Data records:

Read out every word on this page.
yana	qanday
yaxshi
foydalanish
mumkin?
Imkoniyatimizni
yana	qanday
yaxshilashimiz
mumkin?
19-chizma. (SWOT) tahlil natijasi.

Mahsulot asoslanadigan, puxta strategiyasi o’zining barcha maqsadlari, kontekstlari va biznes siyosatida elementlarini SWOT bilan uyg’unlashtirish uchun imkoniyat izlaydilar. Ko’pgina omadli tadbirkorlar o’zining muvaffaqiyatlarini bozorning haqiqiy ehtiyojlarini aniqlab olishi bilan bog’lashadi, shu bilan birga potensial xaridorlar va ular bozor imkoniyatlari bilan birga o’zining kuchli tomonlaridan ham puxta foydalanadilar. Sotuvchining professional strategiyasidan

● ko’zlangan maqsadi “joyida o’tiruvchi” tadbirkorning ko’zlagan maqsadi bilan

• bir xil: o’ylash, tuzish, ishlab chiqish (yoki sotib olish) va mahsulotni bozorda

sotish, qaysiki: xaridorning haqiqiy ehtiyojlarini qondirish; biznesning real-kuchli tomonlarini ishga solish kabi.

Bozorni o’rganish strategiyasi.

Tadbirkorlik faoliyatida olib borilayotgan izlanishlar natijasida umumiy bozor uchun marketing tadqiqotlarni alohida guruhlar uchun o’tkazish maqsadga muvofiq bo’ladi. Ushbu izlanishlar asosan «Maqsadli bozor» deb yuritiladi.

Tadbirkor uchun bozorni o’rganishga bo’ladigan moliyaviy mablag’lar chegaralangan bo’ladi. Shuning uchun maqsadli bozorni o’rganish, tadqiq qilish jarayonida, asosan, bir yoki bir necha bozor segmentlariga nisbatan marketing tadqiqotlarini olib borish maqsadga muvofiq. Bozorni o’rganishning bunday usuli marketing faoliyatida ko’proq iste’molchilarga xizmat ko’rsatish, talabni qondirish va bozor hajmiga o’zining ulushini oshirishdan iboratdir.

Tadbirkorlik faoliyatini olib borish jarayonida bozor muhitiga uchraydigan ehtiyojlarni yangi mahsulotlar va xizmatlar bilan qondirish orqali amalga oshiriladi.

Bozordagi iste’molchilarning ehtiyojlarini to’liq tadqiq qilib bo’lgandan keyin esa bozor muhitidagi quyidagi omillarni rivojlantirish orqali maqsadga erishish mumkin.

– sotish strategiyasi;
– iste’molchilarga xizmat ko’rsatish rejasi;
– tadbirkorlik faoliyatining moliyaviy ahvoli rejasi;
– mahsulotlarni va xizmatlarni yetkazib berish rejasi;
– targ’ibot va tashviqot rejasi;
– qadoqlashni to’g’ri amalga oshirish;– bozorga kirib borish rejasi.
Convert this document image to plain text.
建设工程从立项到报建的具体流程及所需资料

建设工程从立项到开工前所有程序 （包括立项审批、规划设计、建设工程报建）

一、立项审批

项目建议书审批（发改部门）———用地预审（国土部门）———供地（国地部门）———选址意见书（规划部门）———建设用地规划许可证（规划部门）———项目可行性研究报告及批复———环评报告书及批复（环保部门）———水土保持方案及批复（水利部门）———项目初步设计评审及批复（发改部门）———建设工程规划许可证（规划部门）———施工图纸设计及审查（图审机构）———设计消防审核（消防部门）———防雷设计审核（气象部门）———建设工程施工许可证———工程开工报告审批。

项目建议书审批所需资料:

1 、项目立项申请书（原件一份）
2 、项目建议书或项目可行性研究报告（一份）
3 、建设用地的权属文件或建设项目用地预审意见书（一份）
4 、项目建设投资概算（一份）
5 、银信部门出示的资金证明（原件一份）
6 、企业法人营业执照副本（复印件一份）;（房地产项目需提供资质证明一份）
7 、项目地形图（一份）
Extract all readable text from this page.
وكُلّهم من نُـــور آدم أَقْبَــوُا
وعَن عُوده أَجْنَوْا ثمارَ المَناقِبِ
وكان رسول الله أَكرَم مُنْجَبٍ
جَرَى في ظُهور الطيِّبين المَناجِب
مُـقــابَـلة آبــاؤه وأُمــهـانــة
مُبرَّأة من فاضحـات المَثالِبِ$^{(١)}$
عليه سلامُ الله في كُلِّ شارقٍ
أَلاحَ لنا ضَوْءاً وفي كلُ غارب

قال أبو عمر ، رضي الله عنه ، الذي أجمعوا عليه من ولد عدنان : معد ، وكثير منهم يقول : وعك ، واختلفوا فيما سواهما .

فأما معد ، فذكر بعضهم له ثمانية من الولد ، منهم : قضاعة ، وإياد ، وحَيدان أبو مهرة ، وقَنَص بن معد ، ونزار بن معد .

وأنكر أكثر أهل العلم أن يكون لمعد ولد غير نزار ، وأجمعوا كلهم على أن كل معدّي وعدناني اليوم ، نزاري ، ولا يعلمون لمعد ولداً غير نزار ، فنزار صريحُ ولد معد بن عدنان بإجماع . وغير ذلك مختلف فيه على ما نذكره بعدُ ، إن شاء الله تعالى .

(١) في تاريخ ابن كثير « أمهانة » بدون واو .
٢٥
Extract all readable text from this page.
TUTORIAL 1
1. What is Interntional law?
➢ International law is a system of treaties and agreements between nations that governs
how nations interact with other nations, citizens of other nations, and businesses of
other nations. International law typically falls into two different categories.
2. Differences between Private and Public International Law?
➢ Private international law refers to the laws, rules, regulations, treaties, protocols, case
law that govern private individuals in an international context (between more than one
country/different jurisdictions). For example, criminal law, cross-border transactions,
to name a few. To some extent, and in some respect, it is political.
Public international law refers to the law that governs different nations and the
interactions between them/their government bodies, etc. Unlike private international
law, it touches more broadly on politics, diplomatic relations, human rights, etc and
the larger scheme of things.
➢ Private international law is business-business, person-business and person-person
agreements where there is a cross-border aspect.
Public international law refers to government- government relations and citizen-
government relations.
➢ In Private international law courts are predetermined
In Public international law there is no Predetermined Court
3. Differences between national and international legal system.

What is required: Using the material above, print every entry exactly as written.

Task output:
Read out every word on this page.
yana	qanday
yaxshi
foydalanish
mumkin?
Imkoniyatimizni
yana	qanday
yaxshilashimiz
mumkin?
19-chizma. (SWOT) tahlil natijasi.

Mahsulot asoslanadigan, puxta strategiyasi o’zining barcha maqsadlari, kontekstlari va biznes siyosatida elementlarini SWOT bilan uyg’unlashtirish uchun imkoniyat izlaydilar. Ko’pgina omadli tadbirkorlar o’zining muvaffaqiyatlarini bozorning haqiqiy ehtiyojlarini aniqlab olishi bilan bog’lashadi, shu bilan birga potensial xaridorlar va ular bozor imkoniyatlari bilan birga o’zining kuchli tomonlaridan ham puxta foydalanadilar. Sotuvchining professional strategiyasidan

● ko’zlangan maqsadi “joyida o’tiruvchi” tadbirkorning ko’zlagan maqsadi bilan

• bir xil: o’ylash, tuzish, ishlab chiqish (yoki sotib olish) va mahsulotni bozorda

sotish, qaysiki: xaridorning haqiqiy ehtiyojlarini qondirish; biznesning real-kuchli tomonlarini ishga solish kabi.

Bozorni o’rganish strategiyasi.

Tadbirkorlik faoliyatida olib borilayotgan izlanishlar natijasida umumiy bozor uchun marketing tadqiqotlarni alohida guruhlar uchun o’tkazish maqsadga muvofiq bo’ladi. Ushbu izlanishlar asosan «Maqsadli bozor» deb yuritiladi.

Tadbirkor uchun bozorni o’rganishga bo’ladigan moliyaviy mablag’lar chegaralangan bo’ladi. Shuning uchun maqsadli bozorni o’rganish, tadqiq qilish jarayonida, asosan, bir yoki bir necha bozor segmentlariga nisbatan marketing tadqiqotlarini olib borish maqsadga muvofiq. Bozorni o’rganishning bunday usuli marketing faoliyatida ko’proq iste’molchilarga xizmat ko’rsatish, talabni qondirish va bozor hajmiga o’zining ulushini oshirishdan iboratdir.

Tadbirkorlik faoliyatini olib borish jarayonida bozor muhitiga uchraydigan ehtiyojlarni yangi mahsulotlar va xizmatlar bilan qondirish orqali amalga oshiriladi.

Bozordagi iste’molchilarning ehtiyojlarini to’liq tadqiq qilib bo’lgandan keyin esa bozor muhitidagi quyidagi omillarni rivojlantirish orqali maqsadga erishish mumkin.

– sotish strategiyasi;
– iste’molchilarga xizmat ko’rsatish rejasi;
– tadbirkorlik faoliyatining moliyaviy ahvoli rejasi;
– mahsulotlarni va xizmatlarni yetkazib berish rejasi;
– targ’ibot va tashviqot rejasi;
– qadoqlashni to’g’ri amalga oshirish;– bozorga kirib borish rejasi.
Convert this document image to plain text.
建设工程从立项到报建的具体流程及所需资料

建设工程从立项到开工前所有程序 （包括立项审批、规划设计、建设工程报建）

一、立项审批

项目建议书审批（发改部门）———用地预审（国土部门）———供地（国地部门）———选址意见书（规划部门）———建设用地规划许可证（规划部门）———项目可行性研究报告及批复———环评报告书及批复（环保部门）———水土保持方案及批复（水利部门）———项目初步设计评审及批复（发改部门）———建设工程规划许可证（规划部门）———施工图纸设计及审查（图审机构）———设计消防审核（消防部门）———防雷设计审核（气象部门）———建设工程施工许可证———工程开工报告审批。

项目建议书审批所需资料:

1 、项目立项申请书（原件一份）
2 、项目建议书或项目可行性研究报告（一份）
3 、建设用地的权属文件或建设项目用地预审意见书（一份）
4 、项目建设投资概算（一份）
5 、银信部门出示的资金证明（原件一份）
6 、企业法人营业执照副本（复印件一份）;（房地产项目需提供资质证明一份）
7 、项目地形图（一份）
Extract all readable text from this page.
وكُلّهم من نُـــور آدم أَقْبَــوُا
وعَن عُوده أَجْنَوْا ثمارَ المَناقِبِ
وكان رسول الله أَكرَم مُنْجَبٍ
جَرَى في ظُهور الطيِّبين المَناجِب
مُـقــابَـلة آبــاؤه وأُمــهـانــة
مُبرَّأة من فاضحـات المَثالِبِ$^{(١)}$
عليه سلامُ الله في كُلِّ شارقٍ
أَلاحَ لنا ضَوْءاً وفي كلُ غارب

قال أبو عمر ، رضي الله عنه ، الذي أجمعوا عليه من ولد عدنان : معد ، وكثير منهم يقول : وعك ، واختلفوا فيما سواهما .

فأما معد ، فذكر بعضهم له ثمانية من الولد ، منهم : قضاعة ، وإياد ، وحَيدان أبو مهرة ، وقَنَص بن معد ، ونزار بن معد .

وأنكر أكثر أهل العلم أن يكون لمعد ولد غير نزار ، وأجمعوا كلهم على أن كل معدّي وعدناني اليوم ، نزاري ، ولا يعلمون لمعد ولداً غير نزار ، فنزار صريحُ ولد معد بن عدنان بإجماع . وغير ذلك مختلف فيه على ما نذكره بعدُ ، إن شاء الله تعالى .

(١) في تاريخ ابن كثير « أمهانة » بدون واو .
٢٥
Extract all readable text from this page.
TUTORIAL 1
1. What is Interntional law?
➢ International law is a system of treaties and agreements between nations that governs
how nations interact with other nations, citizens of other nations, and businesses of
other nations. International law typically falls into two different categories.
2. Differences between Private and Public International Law?
➢ Private international law refers to the laws, rules, regulations, treaties, protocols, case
law that govern private individuals in an international context (between more than one
country/different jurisdictions). For example, criminal law, cross-border transactions,
to name a few. To some extent, and in some respect, it is political.
Public international law refers to the law that governs different nations and the
interactions between them/their government bodies, etc. Unlike private international
law, it touches more broadly on politics, diplomatic relations, human rights, etc and
the larger scheme of things.
➢ Private international law is business-business, person-business and person-person
agreements where there is a cross-border aspect.
Public international law refers to government- government relations and citizen-
government relations.
➢ In Private international law courts are predetermined
In Public international law there is no Predetermined Court
3. Differences between national and international legal system.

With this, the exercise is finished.